---------- Data to use
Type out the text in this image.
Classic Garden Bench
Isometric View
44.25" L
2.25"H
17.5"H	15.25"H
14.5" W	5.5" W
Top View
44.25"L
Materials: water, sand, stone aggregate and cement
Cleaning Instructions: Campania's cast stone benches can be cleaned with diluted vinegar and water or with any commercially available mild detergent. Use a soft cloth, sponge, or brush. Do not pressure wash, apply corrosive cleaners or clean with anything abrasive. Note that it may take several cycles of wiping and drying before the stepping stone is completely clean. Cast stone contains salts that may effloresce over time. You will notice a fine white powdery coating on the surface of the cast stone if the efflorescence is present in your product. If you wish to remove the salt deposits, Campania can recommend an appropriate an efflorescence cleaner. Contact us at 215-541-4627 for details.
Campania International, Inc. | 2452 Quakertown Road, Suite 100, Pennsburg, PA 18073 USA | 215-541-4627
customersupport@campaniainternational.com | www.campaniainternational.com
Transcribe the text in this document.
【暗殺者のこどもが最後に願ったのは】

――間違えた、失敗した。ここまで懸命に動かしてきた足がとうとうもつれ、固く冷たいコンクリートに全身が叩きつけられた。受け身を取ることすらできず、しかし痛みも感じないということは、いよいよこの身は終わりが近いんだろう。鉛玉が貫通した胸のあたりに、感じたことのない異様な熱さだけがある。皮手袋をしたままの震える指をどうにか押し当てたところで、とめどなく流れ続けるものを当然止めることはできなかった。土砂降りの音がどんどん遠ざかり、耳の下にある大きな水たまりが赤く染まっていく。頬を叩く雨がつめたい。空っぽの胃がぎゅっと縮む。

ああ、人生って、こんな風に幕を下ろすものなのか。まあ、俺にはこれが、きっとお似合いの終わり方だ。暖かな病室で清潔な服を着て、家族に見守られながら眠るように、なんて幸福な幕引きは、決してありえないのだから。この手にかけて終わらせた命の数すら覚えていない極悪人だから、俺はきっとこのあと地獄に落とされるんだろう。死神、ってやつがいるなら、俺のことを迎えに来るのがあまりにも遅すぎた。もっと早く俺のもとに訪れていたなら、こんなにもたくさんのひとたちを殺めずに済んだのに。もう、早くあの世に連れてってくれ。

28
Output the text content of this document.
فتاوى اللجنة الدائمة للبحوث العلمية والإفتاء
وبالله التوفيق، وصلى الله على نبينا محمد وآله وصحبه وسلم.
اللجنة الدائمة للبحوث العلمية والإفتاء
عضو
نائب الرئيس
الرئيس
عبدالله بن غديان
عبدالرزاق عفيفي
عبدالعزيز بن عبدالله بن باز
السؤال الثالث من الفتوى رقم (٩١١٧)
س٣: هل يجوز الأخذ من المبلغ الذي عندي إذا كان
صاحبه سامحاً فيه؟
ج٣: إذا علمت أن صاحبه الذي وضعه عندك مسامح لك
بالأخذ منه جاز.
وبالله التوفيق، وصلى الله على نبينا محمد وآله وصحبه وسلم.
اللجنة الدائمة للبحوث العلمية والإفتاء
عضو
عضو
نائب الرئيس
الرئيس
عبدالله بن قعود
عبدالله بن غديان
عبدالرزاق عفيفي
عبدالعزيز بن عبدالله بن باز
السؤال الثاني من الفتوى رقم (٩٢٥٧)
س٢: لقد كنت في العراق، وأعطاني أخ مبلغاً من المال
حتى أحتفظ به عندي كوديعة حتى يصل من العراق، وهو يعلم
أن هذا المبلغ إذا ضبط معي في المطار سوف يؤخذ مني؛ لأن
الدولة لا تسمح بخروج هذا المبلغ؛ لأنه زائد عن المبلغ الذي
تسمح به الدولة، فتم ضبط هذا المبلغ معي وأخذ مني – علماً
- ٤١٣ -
--------------------
_The problem_:
Retype every record above exactly as it appears.

_Correct answer_:
Type out the text in this image.
Classic Garden Bench
Isometric View
44.25" L
2.25"H
17.5"H	15.25"H
14.5" W	5.5" W
Top View
44.25"L
Materials: water, sand, stone aggregate and cement
Cleaning Instructions: Campania's cast stone benches can be cleaned with diluted vinegar and water or with any commercially available mild detergent. Use a soft cloth, sponge, or brush. Do not pressure wash, apply corrosive cleaners or clean with anything abrasive. Note that it may take several cycles of wiping and drying before the stepping stone is completely clean. Cast stone contains salts that may effloresce over time. You will notice a fine white powdery coating on the surface of the cast stone if the efflorescence is present in your product. If you wish to remove the salt deposits, Campania can recommend an appropriate an efflorescence cleaner. Contact us at 215-541-4627 for details.
Campania International, Inc. | 2452 Quakertown Road, Suite 100, Pennsburg, PA 18073 USA | 215-541-4627
customersupport@campaniainternational.com | www.campaniainternational.com
Transcribe the text in this document.
【暗殺者のこどもが最後に願ったのは】

――間違えた、失敗した。ここまで懸命に動かしてきた足がとうとうもつれ、固く冷たいコンクリートに全身が叩きつけられた。受け身を取ることすらできず、しかし痛みも感じないということは、いよいよこの身は終わりが近いんだろう。鉛玉が貫通した胸のあたりに、感じたことのない異様な熱さだけがある。皮手袋をしたままの震える指をどうにか押し当てたところで、とめどなく流れ続けるものを当然止めることはできなかった。土砂降りの音がどんどん遠ざかり、耳の下にある大きな水たまりが赤く染まっていく。頬を叩く雨がつめたい。空っぽの胃がぎゅっと縮む。

ああ、人生って、こんな風に幕を下ろすものなのか。まあ、俺にはこれが、きっとお似合いの終わり方だ。暖かな病室で清潔な服を着て、家族に見守られながら眠るように、なんて幸福な幕引きは、決してありえないのだから。この手にかけて終わらせた命の数すら覚えていない極悪人だから、俺はきっとこのあと地獄に落とされるんだろう。死神、ってやつがいるなら、俺のことを迎えに来るのがあまりにも遅すぎた。もっと早く俺のもとに訪れていたなら、こんなにもたくさんのひとたちを殺めずに済んだのに。もう、早くあの世に連れてってくれ。

28
Output the text content of this document.
فتاوى اللجنة الدائمة للبحوث العلمية والإفتاء
وبالله التوفيق، وصلى الله على نبينا محمد وآله وصحبه وسلم.
اللجنة الدائمة للبحوث العلمية والإفتاء
عضو
نائب الرئيس
الرئيس
عبدالله بن غديان
عبدالرزاق عفيفي
عبدالعزيز بن عبدالله بن باز
السؤال الثالث من الفتوى رقم (٩١١٧)
س٣: هل يجوز الأخذ من المبلغ الذي عندي إذا كان
صاحبه سامحاً فيه؟
ج٣: إذا علمت أن صاحبه الذي وضعه عندك مسامح لك
بالأخذ منه جاز.
وبالله التوفيق، وصلى الله على نبينا محمد وآله وصحبه وسلم.
اللجنة الدائمة للبحوث العلمية والإفتاء
عضو
عضو
نائب الرئيس
الرئيس
عبدالله بن قعود
عبدالله بن غديان
عبدالرزاق عفيفي
عبدالعزيز بن عبدالله بن باز
السؤال الثاني من الفتوى رقم (٩٢٥٧)
س٢: لقد كنت في العراق، وأعطاني أخ مبلغاً من المال
حتى أحتفظ به عندي كوديعة حتى يصل من العراق، وهو يعلم
أن هذا المبلغ إذا ضبط معي في المطار سوف يؤخذ مني؛ لأن
الدولة لا تسمح بخروج هذا المبلغ؛ لأنه زائد عن المبلغ الذي
تسمح به الدولة، فتم ضبط هذا المبلغ معي وأخذ مني – علماً
- ٤١٣ -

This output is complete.